[BEGIN]

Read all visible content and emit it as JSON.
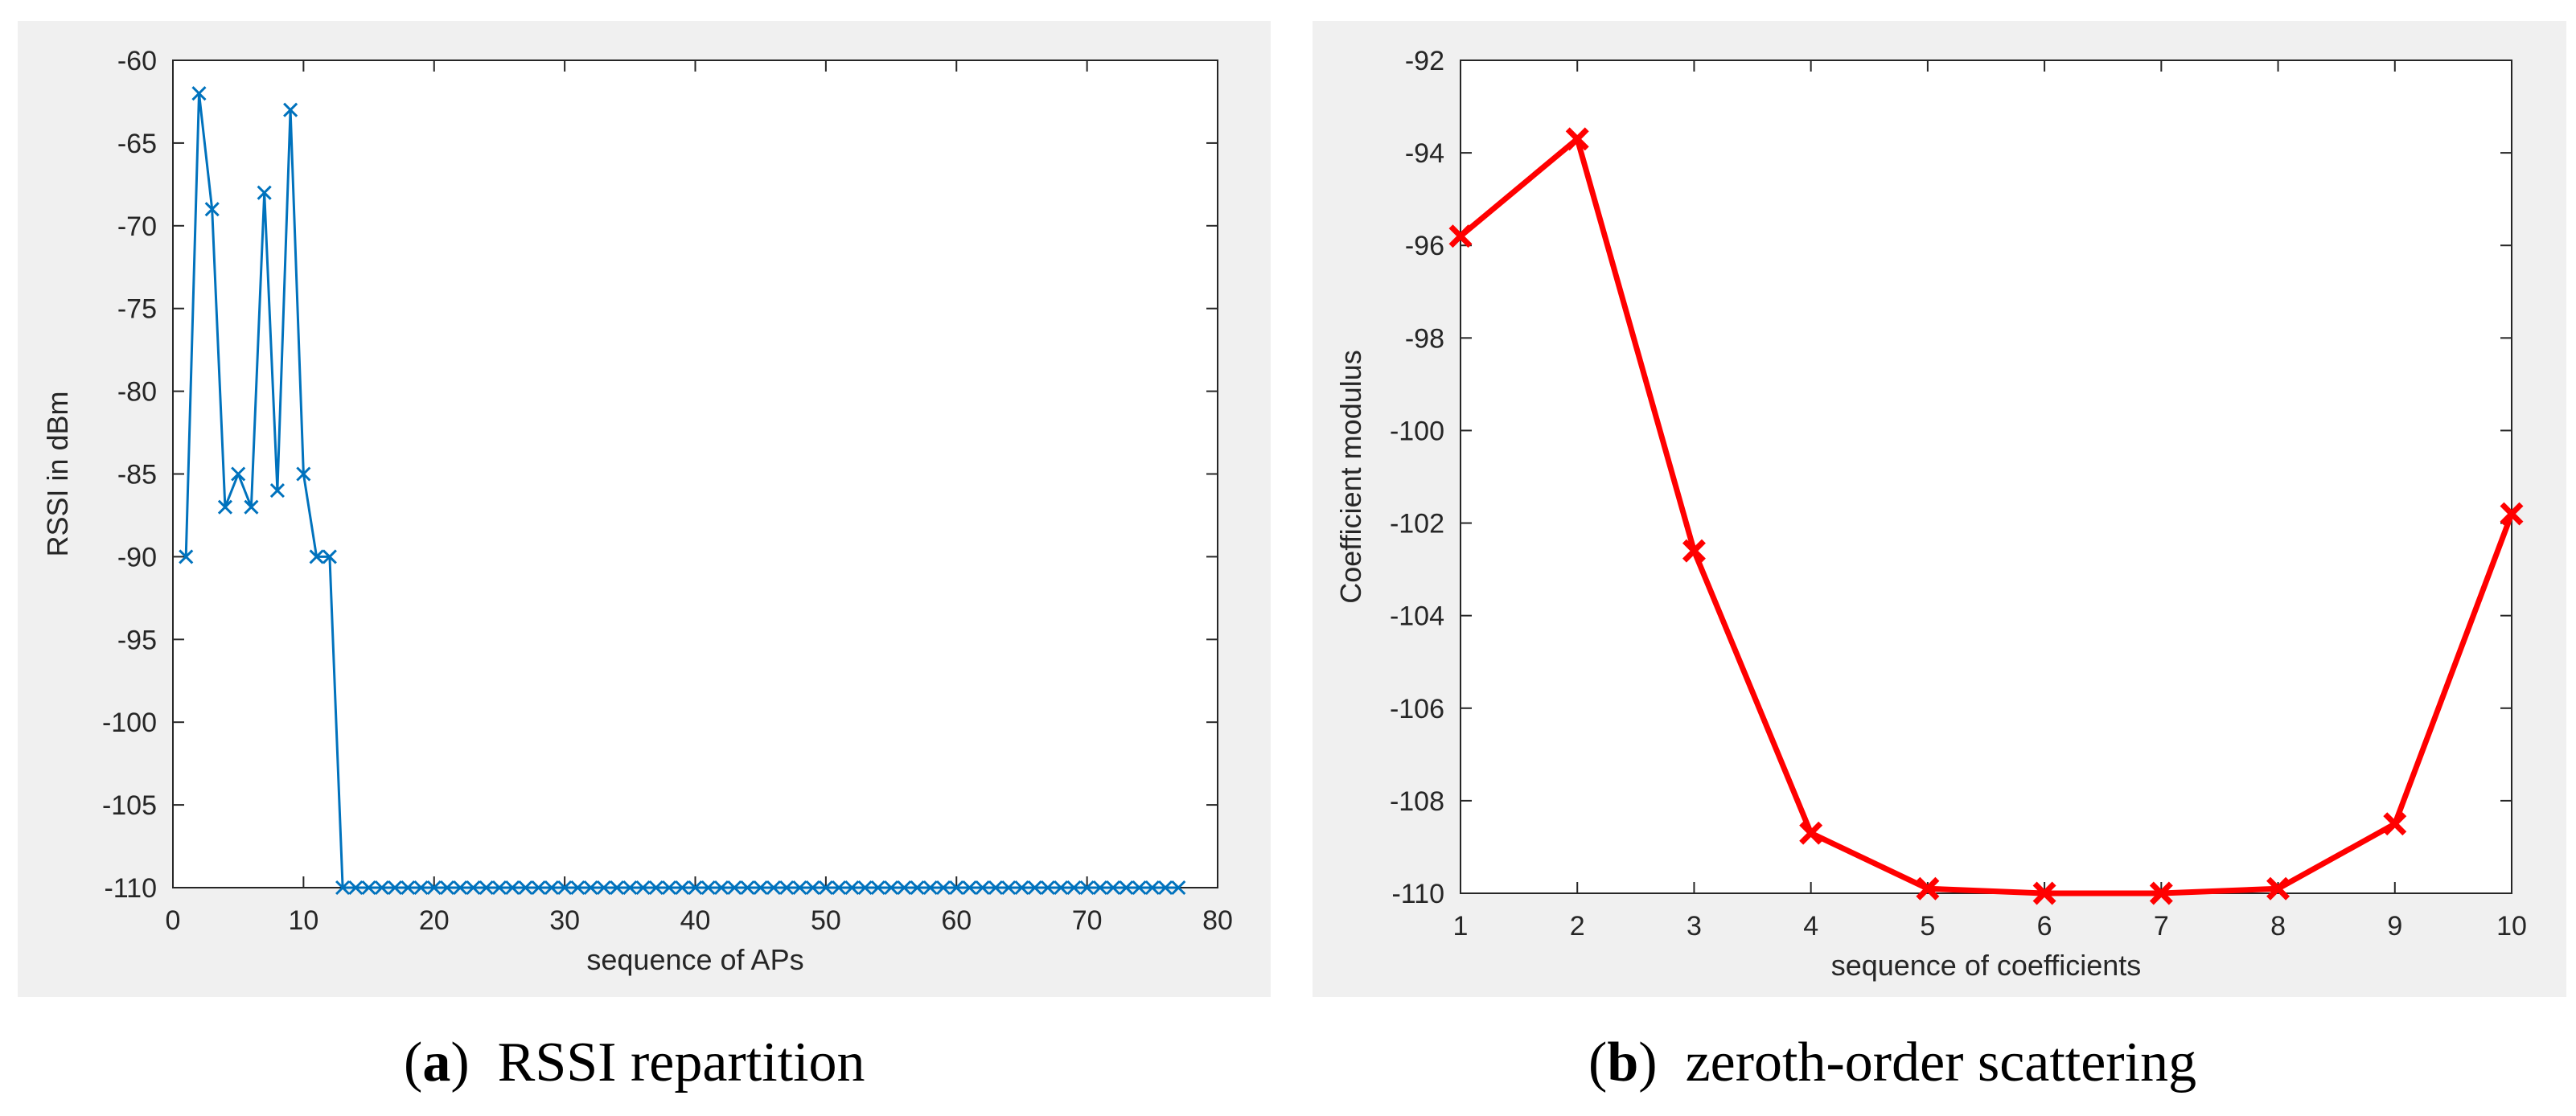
{
  "chart_data": [
    {
      "type": "line",
      "title": "",
      "xlabel": "sequence of APs",
      "ylabel": "RSSI in dBm",
      "xlim": [
        0,
        80
      ],
      "ylim": [
        -110,
        -60
      ],
      "xticks": [
        "0",
        "10",
        "20",
        "30",
        "40",
        "50",
        "60",
        "70",
        "80"
      ],
      "yticks": [
        "-60",
        "-65",
        "-70",
        "-75",
        "-80",
        "-85",
        "-90",
        "-95",
        "-100",
        "-105",
        "-110"
      ],
      "grid": false,
      "series": [
        {
          "name": "RSSI",
          "color": "#0072bd",
          "marker": "x",
          "x": [
            1,
            2,
            3,
            4,
            5,
            6,
            7,
            8,
            9,
            10,
            11,
            12,
            13,
            14,
            15,
            16,
            17,
            18,
            19,
            20,
            21,
            22,
            23,
            24,
            25,
            26,
            27,
            28,
            29,
            30,
            31,
            32,
            33,
            34,
            35,
            36,
            37,
            38,
            39,
            40,
            41,
            42,
            43,
            44,
            45,
            46,
            47,
            48,
            49,
            50,
            51,
            52,
            53,
            54,
            55,
            56,
            57,
            58,
            59,
            60,
            61,
            62,
            63,
            64,
            65,
            66,
            67,
            68,
            69,
            70,
            71,
            72,
            73,
            74,
            75,
            76,
            77
          ],
          "values": [
            -90,
            -62,
            -69,
            -87,
            -85,
            -87,
            -68,
            -86,
            -63,
            -85,
            -90,
            -90,
            -110,
            -110,
            -110,
            -110,
            -110,
            -110,
            -110,
            -110,
            -110,
            -110,
            -110,
            -110,
            -110,
            -110,
            -110,
            -110,
            -110,
            -110,
            -110,
            -110,
            -110,
            -110,
            -110,
            -110,
            -110,
            -110,
            -110,
            -110,
            -110,
            -110,
            -110,
            -110,
            -110,
            -110,
            -110,
            -110,
            -110,
            -110,
            -110,
            -110,
            -110,
            -110,
            -110,
            -110,
            -110,
            -110,
            -110,
            -110,
            -110,
            -110,
            -110,
            -110,
            -110,
            -110,
            -110,
            -110,
            -110,
            -110,
            -110,
            -110,
            -110,
            -110,
            -110,
            -110,
            -110
          ]
        }
      ]
    },
    {
      "type": "line",
      "title": "",
      "xlabel": "sequence of coefficients",
      "ylabel": "Coefficient modulus",
      "xlim": [
        1,
        10
      ],
      "ylim": [
        -110,
        -92
      ],
      "xticks": [
        "1",
        "2",
        "3",
        "4",
        "5",
        "6",
        "7",
        "8",
        "9",
        "10"
      ],
      "yticks": [
        "-92",
        "-94",
        "-96",
        "-98",
        "-100",
        "-102",
        "-104",
        "-106",
        "-108",
        "-110"
      ],
      "grid": false,
      "series": [
        {
          "name": "zeroth-order scattering",
          "color": "#ff0000",
          "marker": "x",
          "x": [
            1,
            2,
            3,
            4,
            5,
            6,
            7,
            8,
            9,
            10
          ],
          "values": [
            -95.8,
            -93.7,
            -102.6,
            -108.7,
            -109.9,
            -110.0,
            -110.0,
            -109.9,
            -108.5,
            -101.8
          ]
        }
      ]
    }
  ],
  "captions": {
    "a": {
      "letter": "a",
      "text": "RSSI repartition"
    },
    "b": {
      "letter": "b",
      "text": "zeroth-order scattering"
    }
  }
}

[END]

§ GIVEN PROBLEM: Quote every line of the records above exactly; no picture is to be copied.

§ EXERCISE OUTPUT:
Read all visible content and emit it as JSON.
{
  "chart_data": [
    {
      "type": "line",
      "title": "",
      "xlabel": "sequence of APs",
      "ylabel": "RSSI in dBm",
      "xlim": [
        0,
        80
      ],
      "ylim": [
        -110,
        -60
      ],
      "xticks": [
        "0",
        "10",
        "20",
        "30",
        "40",
        "50",
        "60",
        "70",
        "80"
      ],
      "yticks": [
        "-60",
        "-65",
        "-70",
        "-75",
        "-80",
        "-85",
        "-90",
        "-95",
        "-100",
        "-105",
        "-110"
      ],
      "grid": false,
      "series": [
        {
          "name": "RSSI",
          "color": "#0072bd",
          "marker": "x",
          "x": [
            1,
            2,
            3,
            4,
            5,
            6,
            7,
            8,
            9,
            10,
            11,
            12,
            13,
            14,
            15,
            16,
            17,
            18,
            19,
            20,
            21,
            22,
            23,
            24,
            25,
            26,
            27,
            28,
            29,
            30,
            31,
            32,
            33,
            34,
            35,
            36,
            37,
            38,
            39,
            40,
            41,
            42,
            43,
            44,
            45,
            46,
            47,
            48,
            49,
            50,
            51,
            52,
            53,
            54,
            55,
            56,
            57,
            58,
            59,
            60,
            61,
            62,
            63,
            64,
            65,
            66,
            67,
            68,
            69,
            70,
            71,
            72,
            73,
            74,
            75,
            76,
            77
          ],
          "values": [
            -90,
            -62,
            -69,
            -87,
            -85,
            -87,
            -68,
            -86,
            -63,
            -85,
            -90,
            -90,
            -110,
            -110,
            -110,
            -110,
            -110,
            -110,
            -110,
            -110,
            -110,
            -110,
            -110,
            -110,
            -110,
            -110,
            -110,
            -110,
            -110,
            -110,
            -110,
            -110,
            -110,
            -110,
            -110,
            -110,
            -110,
            -110,
            -110,
            -110,
            -110,
            -110,
            -110,
            -110,
            -110,
            -110,
            -110,
            -110,
            -110,
            -110,
            -110,
            -110,
            -110,
            -110,
            -110,
            -110,
            -110,
            -110,
            -110,
            -110,
            -110,
            -110,
            -110,
            -110,
            -110,
            -110,
            -110,
            -110,
            -110,
            -110,
            -110,
            -110,
            -110,
            -110,
            -110,
            -110,
            -110
          ]
        }
      ]
    },
    {
      "type": "line",
      "title": "",
      "xlabel": "sequence of coefficients",
      "ylabel": "Coefficient modulus",
      "xlim": [
        1,
        10
      ],
      "ylim": [
        -110,
        -92
      ],
      "xticks": [
        "1",
        "2",
        "3",
        "4",
        "5",
        "6",
        "7",
        "8",
        "9",
        "10"
      ],
      "yticks": [
        "-92",
        "-94",
        "-96",
        "-98",
        "-100",
        "-102",
        "-104",
        "-106",
        "-108",
        "-110"
      ],
      "grid": false,
      "series": [
        {
          "name": "zeroth-order scattering",
          "color": "#ff0000",
          "marker": "x",
          "x": [
            1,
            2,
            3,
            4,
            5,
            6,
            7,
            8,
            9,
            10
          ],
          "values": [
            -95.8,
            -93.7,
            -102.6,
            -108.7,
            -109.9,
            -110.0,
            -110.0,
            -109.9,
            -108.5,
            -101.8
          ]
        }
      ]
    }
  ],
  "captions": {
    "a": {
      "letter": "a",
      "text": "RSSI repartition"
    },
    "b": {
      "letter": "b",
      "text": "zeroth-order scattering"
    }
  }
}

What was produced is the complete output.